Records shown ▸
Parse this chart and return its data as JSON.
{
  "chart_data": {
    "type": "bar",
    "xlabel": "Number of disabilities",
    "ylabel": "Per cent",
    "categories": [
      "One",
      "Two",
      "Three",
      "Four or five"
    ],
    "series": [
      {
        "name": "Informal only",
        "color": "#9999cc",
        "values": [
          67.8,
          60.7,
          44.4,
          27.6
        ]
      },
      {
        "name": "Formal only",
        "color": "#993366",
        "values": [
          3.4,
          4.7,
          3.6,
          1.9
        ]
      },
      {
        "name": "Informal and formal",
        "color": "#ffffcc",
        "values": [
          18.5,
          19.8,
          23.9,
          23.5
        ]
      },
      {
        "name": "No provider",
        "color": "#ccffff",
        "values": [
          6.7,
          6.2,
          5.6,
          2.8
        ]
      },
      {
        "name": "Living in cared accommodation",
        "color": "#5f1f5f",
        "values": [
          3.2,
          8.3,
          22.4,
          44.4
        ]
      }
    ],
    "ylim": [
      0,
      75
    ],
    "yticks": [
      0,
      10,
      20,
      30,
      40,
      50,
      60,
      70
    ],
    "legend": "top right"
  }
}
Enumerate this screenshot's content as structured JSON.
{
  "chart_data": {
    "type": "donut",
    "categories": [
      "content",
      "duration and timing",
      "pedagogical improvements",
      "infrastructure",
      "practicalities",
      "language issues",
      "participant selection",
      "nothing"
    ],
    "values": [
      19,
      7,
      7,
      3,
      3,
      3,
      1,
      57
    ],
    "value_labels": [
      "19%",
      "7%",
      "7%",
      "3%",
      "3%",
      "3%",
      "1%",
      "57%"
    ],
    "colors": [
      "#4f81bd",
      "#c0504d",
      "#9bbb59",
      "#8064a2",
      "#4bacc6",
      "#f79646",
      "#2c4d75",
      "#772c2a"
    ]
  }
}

What is expected ▸ Output all preceding records character for character.

Exercise solution ▸
Parse this chart and return its data as JSON.
{
  "chart_data": {
    "type": "bar",
    "xlabel": "Number of disabilities",
    "ylabel": "Per cent",
    "categories": [
      "One",
      "Two",
      "Three",
      "Four or five"
    ],
    "series": [
      {
        "name": "Informal only",
        "color": "#9999cc",
        "values": [
          67.8,
          60.7,
          44.4,
          27.6
        ]
      },
      {
        "name": "Formal only",
        "color": "#993366",
        "values": [
          3.4,
          4.7,
          3.6,
          1.9
        ]
      },
      {
        "name": "Informal and formal",
        "color": "#ffffcc",
        "values": [
          18.5,
          19.8,
          23.9,
          23.5
        ]
      },
      {
        "name": "No provider",
        "color": "#ccffff",
        "values": [
          6.7,
          6.2,
          5.6,
          2.8
        ]
      },
      {
        "name": "Living in cared accommodation",
        "color": "#5f1f5f",
        "values": [
          3.2,
          8.3,
          22.4,
          44.4
        ]
      }
    ],
    "ylim": [
      0,
      75
    ],
    "yticks": [
      0,
      10,
      20,
      30,
      40,
      50,
      60,
      70
    ],
    "legend": "top right"
  }
}
Enumerate this screenshot's content as structured JSON.
{
  "chart_data": {
    "type": "donut",
    "categories": [
      "content",
      "duration and timing",
      "pedagogical improvements",
      "infrastructure",
      "practicalities",
      "language issues",
      "participant selection",
      "nothing"
    ],
    "values": [
      19,
      7,
      7,
      3,
      3,
      3,
      1,
      57
    ],
    "value_labels": [
      "19%",
      "7%",
      "7%",
      "3%",
      "3%",
      "3%",
      "1%",
      "57%"
    ],
    "colors": [
      "#4f81bd",
      "#c0504d",
      "#9bbb59",
      "#8064a2",
      "#4bacc6",
      "#f79646",
      "#2c4d75",
      "#772c2a"
    ]
  }
}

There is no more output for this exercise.